◆ Required task
Repeat word for word the line with "Parse this screenshot: output" and every line after it until the records below run out.

## start Task input

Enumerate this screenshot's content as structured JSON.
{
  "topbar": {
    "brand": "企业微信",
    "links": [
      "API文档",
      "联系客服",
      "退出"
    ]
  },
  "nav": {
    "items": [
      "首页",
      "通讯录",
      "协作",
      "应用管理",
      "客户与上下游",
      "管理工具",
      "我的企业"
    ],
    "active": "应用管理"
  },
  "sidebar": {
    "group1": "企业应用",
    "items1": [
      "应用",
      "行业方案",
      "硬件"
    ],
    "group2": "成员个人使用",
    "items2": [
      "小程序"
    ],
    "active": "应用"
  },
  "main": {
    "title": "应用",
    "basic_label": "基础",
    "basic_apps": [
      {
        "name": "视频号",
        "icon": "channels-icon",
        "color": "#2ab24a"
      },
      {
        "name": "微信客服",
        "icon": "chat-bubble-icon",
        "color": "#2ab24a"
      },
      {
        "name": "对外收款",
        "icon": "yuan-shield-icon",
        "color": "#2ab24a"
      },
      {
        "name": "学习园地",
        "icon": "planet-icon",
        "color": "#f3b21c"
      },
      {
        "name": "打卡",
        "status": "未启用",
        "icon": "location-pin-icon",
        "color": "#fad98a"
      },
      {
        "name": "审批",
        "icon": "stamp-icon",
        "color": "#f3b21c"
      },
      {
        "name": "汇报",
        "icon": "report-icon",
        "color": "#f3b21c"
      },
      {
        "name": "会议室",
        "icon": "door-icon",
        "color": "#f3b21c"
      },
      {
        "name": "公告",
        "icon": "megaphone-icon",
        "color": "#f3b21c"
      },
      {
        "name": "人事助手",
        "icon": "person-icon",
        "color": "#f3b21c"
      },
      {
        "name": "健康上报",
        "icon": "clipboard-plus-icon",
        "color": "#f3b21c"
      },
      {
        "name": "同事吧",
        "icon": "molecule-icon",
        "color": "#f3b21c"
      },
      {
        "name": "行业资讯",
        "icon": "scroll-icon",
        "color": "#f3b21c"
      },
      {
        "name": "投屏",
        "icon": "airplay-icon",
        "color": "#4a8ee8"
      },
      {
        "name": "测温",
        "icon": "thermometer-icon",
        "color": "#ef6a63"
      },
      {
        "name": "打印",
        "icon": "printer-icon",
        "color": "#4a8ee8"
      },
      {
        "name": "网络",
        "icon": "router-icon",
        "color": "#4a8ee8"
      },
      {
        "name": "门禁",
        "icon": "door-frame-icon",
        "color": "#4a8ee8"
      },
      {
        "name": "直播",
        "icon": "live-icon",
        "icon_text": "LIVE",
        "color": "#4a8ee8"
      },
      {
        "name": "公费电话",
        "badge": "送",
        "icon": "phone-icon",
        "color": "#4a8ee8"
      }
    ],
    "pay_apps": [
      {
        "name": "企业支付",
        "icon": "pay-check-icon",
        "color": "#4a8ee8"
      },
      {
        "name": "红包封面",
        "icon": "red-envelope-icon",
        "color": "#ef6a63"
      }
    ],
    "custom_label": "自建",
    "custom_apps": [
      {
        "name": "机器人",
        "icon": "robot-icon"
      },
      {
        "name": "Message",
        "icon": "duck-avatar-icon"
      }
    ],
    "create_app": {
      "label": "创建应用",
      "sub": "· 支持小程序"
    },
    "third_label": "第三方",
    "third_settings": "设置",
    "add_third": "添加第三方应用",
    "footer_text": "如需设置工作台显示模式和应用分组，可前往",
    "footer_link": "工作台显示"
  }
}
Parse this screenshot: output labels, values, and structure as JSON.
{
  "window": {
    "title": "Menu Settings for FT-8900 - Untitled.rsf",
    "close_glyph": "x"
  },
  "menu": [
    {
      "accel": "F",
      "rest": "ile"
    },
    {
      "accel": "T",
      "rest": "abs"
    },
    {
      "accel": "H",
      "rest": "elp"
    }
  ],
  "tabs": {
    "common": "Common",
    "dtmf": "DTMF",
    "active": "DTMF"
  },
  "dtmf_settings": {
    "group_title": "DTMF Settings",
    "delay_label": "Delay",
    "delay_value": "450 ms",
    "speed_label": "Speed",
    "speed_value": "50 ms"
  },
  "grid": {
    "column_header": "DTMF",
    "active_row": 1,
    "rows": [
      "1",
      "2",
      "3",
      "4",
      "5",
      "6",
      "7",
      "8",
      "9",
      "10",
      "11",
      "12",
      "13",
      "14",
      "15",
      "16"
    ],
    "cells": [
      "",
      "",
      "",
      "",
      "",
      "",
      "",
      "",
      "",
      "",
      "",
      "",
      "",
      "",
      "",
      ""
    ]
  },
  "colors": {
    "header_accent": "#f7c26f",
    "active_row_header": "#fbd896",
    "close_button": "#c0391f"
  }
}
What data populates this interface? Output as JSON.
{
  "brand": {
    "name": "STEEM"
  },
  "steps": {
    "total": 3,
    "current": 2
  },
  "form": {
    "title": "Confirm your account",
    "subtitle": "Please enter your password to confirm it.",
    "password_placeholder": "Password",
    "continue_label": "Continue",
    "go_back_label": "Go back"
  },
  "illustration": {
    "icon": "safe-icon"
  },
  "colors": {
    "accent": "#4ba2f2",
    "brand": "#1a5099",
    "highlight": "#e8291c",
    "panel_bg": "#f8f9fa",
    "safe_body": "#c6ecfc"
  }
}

## end Task input

◆ Solution for this problem
Parse this screenshot: output labels, values, and structure as JSON.
{
  "window": {
    "title": "Menu Settings for FT-8900 - Untitled.rsf",
    "close_glyph": "x"
  },
  "menu": [
    {
      "accel": "F",
      "rest": "ile"
    },
    {
      "accel": "T",
      "rest": "abs"
    },
    {
      "accel": "H",
      "rest": "elp"
    }
  ],
  "tabs": {
    "common": "Common",
    "dtmf": "DTMF",
    "active": "DTMF"
  },
  "dtmf_settings": {
    "group_title": "DTMF Settings",
    "delay_label": "Delay",
    "delay_value": "450 ms",
    "speed_label": "Speed",
    "speed_value": "50 ms"
  },
  "grid": {
    "column_header": "DTMF",
    "active_row": 1,
    "rows": [
      "1",
      "2",
      "3",
      "4",
      "5",
      "6",
      "7",
      "8",
      "9",
      "10",
      "11",
      "12",
      "13",
      "14",
      "15",
      "16"
    ],
    "cells": [
      "",
      "",
      "",
      "",
      "",
      "",
      "",
      "",
      "",
      "",
      "",
      "",
      "",
      "",
      "",
      ""
    ]
  },
  "colors": {
    "header_accent": "#f7c26f",
    "active_row_header": "#fbd896",
    "close_button": "#c0391f"
  }
}
What data populates this interface? Output as JSON.
{
  "brand": {
    "name": "STEEM"
  },
  "steps": {
    "total": 3,
    "current": 2
  },
  "form": {
    "title": "Confirm your account",
    "subtitle": "Please enter your password to confirm it.",
    "password_placeholder": "Password",
    "continue_label": "Continue",
    "go_back_label": "Go back"
  },
  "illustration": {
    "icon": "safe-icon"
  },
  "colors": {
    "accent": "#4ba2f2",
    "brand": "#1a5099",
    "highlight": "#e8291c",
    "panel_bg": "#f8f9fa",
    "safe_body": "#c6ecfc"
  }
}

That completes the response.